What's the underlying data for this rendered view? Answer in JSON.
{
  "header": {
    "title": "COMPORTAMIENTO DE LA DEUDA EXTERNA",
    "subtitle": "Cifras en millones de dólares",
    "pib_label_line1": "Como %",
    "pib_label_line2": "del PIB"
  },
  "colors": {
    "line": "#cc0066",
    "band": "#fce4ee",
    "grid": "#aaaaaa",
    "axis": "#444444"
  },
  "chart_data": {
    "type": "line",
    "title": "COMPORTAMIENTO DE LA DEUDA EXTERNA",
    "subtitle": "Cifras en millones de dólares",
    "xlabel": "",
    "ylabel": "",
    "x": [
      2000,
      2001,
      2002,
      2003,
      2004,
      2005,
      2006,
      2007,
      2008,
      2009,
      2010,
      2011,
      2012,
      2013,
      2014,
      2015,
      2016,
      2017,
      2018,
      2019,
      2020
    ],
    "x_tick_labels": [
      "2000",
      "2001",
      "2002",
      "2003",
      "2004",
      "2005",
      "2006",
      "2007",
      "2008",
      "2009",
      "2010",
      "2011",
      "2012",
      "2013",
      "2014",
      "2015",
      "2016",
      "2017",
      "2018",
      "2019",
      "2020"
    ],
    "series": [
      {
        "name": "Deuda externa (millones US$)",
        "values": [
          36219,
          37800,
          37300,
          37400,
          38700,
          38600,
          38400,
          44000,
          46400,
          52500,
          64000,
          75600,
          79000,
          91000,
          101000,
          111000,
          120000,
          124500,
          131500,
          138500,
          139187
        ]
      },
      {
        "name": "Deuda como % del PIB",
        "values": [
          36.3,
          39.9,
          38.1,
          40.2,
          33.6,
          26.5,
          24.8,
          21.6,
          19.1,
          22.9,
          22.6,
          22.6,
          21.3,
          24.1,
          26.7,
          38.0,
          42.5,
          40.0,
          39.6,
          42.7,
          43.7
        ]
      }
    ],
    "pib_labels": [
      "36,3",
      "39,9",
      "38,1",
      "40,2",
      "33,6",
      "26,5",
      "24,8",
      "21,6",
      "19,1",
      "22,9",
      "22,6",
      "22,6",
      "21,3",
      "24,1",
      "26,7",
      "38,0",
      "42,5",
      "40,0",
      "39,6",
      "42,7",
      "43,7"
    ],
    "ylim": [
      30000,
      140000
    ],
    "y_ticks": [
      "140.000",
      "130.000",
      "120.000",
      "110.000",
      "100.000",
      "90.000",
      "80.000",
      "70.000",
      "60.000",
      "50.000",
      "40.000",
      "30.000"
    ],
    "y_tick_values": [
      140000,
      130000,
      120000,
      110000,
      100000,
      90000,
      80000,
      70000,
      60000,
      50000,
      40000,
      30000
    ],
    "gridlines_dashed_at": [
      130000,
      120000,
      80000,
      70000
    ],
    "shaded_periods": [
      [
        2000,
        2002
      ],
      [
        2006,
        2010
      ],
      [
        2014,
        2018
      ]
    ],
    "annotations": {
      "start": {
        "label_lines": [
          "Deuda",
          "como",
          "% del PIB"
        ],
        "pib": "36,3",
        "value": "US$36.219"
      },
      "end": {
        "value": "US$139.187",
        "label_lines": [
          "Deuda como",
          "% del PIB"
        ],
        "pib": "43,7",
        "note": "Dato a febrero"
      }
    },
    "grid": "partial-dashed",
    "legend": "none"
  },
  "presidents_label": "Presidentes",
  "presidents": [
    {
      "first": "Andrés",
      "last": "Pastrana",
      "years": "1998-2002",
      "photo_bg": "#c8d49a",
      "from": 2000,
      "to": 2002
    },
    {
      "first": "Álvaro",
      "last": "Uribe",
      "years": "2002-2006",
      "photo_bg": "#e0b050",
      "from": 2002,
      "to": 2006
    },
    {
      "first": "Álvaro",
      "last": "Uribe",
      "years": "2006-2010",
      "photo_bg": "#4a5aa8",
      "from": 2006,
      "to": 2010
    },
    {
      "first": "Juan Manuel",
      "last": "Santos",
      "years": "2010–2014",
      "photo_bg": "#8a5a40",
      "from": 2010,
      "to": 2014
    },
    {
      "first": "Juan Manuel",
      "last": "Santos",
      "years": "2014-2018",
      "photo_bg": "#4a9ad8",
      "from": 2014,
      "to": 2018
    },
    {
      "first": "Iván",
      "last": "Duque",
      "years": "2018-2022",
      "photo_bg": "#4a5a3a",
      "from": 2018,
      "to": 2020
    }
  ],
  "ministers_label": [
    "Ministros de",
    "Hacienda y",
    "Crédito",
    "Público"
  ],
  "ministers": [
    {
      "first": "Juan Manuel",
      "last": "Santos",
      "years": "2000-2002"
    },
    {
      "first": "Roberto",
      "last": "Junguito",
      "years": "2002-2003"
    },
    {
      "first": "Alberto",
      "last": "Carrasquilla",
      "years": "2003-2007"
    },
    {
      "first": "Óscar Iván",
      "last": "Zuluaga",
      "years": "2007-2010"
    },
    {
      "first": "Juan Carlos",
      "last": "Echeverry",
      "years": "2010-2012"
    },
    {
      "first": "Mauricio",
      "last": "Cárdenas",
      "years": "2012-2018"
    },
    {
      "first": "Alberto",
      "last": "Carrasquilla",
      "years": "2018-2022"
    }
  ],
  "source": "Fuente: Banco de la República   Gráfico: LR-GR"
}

☆ ☆ ☆ ☆ ☆ ☆ ☆

» TASK OBJECTIVE
Reproduce the records above exactly.

» RESULT FOR THIS TASK
What's the underlying data for this rendered view? Answer in JSON.
{
  "header": {
    "title": "COMPORTAMIENTO DE LA DEUDA EXTERNA",
    "subtitle": "Cifras en millones de dólares",
    "pib_label_line1": "Como %",
    "pib_label_line2": "del PIB"
  },
  "colors": {
    "line": "#cc0066",
    "band": "#fce4ee",
    "grid": "#aaaaaa",
    "axis": "#444444"
  },
  "chart_data": {
    "type": "line",
    "title": "COMPORTAMIENTO DE LA DEUDA EXTERNA",
    "subtitle": "Cifras en millones de dólares",
    "xlabel": "",
    "ylabel": "",
    "x": [
      2000,
      2001,
      2002,
      2003,
      2004,
      2005,
      2006,
      2007,
      2008,
      2009,
      2010,
      2011,
      2012,
      2013,
      2014,
      2015,
      2016,
      2017,
      2018,
      2019,
      2020
    ],
    "x_tick_labels": [
      "2000",
      "2001",
      "2002",
      "2003",
      "2004",
      "2005",
      "2006",
      "2007",
      "2008",
      "2009",
      "2010",
      "2011",
      "2012",
      "2013",
      "2014",
      "2015",
      "2016",
      "2017",
      "2018",
      "2019",
      "2020"
    ],
    "series": [
      {
        "name": "Deuda externa (millones US$)",
        "values": [
          36219,
          37800,
          37300,
          37400,
          38700,
          38600,
          38400,
          44000,
          46400,
          52500,
          64000,
          75600,
          79000,
          91000,
          101000,
          111000,
          120000,
          124500,
          131500,
          138500,
          139187
        ]
      },
      {
        "name": "Deuda como % del PIB",
        "values": [
          36.3,
          39.9,
          38.1,
          40.2,
          33.6,
          26.5,
          24.8,
          21.6,
          19.1,
          22.9,
          22.6,
          22.6,
          21.3,
          24.1,
          26.7,
          38.0,
          42.5,
          40.0,
          39.6,
          42.7,
          43.7
        ]
      }
    ],
    "pib_labels": [
      "36,3",
      "39,9",
      "38,1",
      "40,2",
      "33,6",
      "26,5",
      "24,8",
      "21,6",
      "19,1",
      "22,9",
      "22,6",
      "22,6",
      "21,3",
      "24,1",
      "26,7",
      "38,0",
      "42,5",
      "40,0",
      "39,6",
      "42,7",
      "43,7"
    ],
    "ylim": [
      30000,
      140000
    ],
    "y_ticks": [
      "140.000",
      "130.000",
      "120.000",
      "110.000",
      "100.000",
      "90.000",
      "80.000",
      "70.000",
      "60.000",
      "50.000",
      "40.000",
      "30.000"
    ],
    "y_tick_values": [
      140000,
      130000,
      120000,
      110000,
      100000,
      90000,
      80000,
      70000,
      60000,
      50000,
      40000,
      30000
    ],
    "gridlines_dashed_at": [
      130000,
      120000,
      80000,
      70000
    ],
    "shaded_periods": [
      [
        2000,
        2002
      ],
      [
        2006,
        2010
      ],
      [
        2014,
        2018
      ]
    ],
    "annotations": {
      "start": {
        "label_lines": [
          "Deuda",
          "como",
          "% del PIB"
        ],
        "pib": "36,3",
        "value": "US$36.219"
      },
      "end": {
        "value": "US$139.187",
        "label_lines": [
          "Deuda como",
          "% del PIB"
        ],
        "pib": "43,7",
        "note": "Dato a febrero"
      }
    },
    "grid": "partial-dashed",
    "legend": "none"
  },
  "presidents_label": "Presidentes",
  "presidents": [
    {
      "first": "Andrés",
      "last": "Pastrana",
      "years": "1998-2002",
      "photo_bg": "#c8d49a",
      "from": 2000,
      "to": 2002
    },
    {
      "first": "Álvaro",
      "last": "Uribe",
      "years": "2002-2006",
      "photo_bg": "#e0b050",
      "from": 2002,
      "to": 2006
    },
    {
      "first": "Álvaro",
      "last": "Uribe",
      "years": "2006-2010",
      "photo_bg": "#4a5aa8",
      "from": 2006,
      "to": 2010
    },
    {
      "first": "Juan Manuel",
      "last": "Santos",
      "years": "2010–2014",
      "photo_bg": "#8a5a40",
      "from": 2010,
      "to": 2014
    },
    {
      "first": "Juan Manuel",
      "last": "Santos",
      "years": "2014-2018",
      "photo_bg": "#4a9ad8",
      "from": 2014,
      "to": 2018
    },
    {
      "first": "Iván",
      "last": "Duque",
      "years": "2018-2022",
      "photo_bg": "#4a5a3a",
      "from": 2018,
      "to": 2020
    }
  ],
  "ministers_label": [
    "Ministros de",
    "Hacienda y",
    "Crédito",
    "Público"
  ],
  "ministers": [
    {
      "first": "Juan Manuel",
      "last": "Santos",
      "years": "2000-2002"
    },
    {
      "first": "Roberto",
      "last": "Junguito",
      "years": "2002-2003"
    },
    {
      "first": "Alberto",
      "last": "Carrasquilla",
      "years": "2003-2007"
    },
    {
      "first": "Óscar Iván",
      "last": "Zuluaga",
      "years": "2007-2010"
    },
    {
      "first": "Juan Carlos",
      "last": "Echeverry",
      "years": "2010-2012"
    },
    {
      "first": "Mauricio",
      "last": "Cárdenas",
      "years": "2012-2018"
    },
    {
      "first": "Alberto",
      "last": "Carrasquilla",
      "years": "2018-2022"
    }
  ],
  "source": "Fuente: Banco de la República   Gráfico: LR-GR"
}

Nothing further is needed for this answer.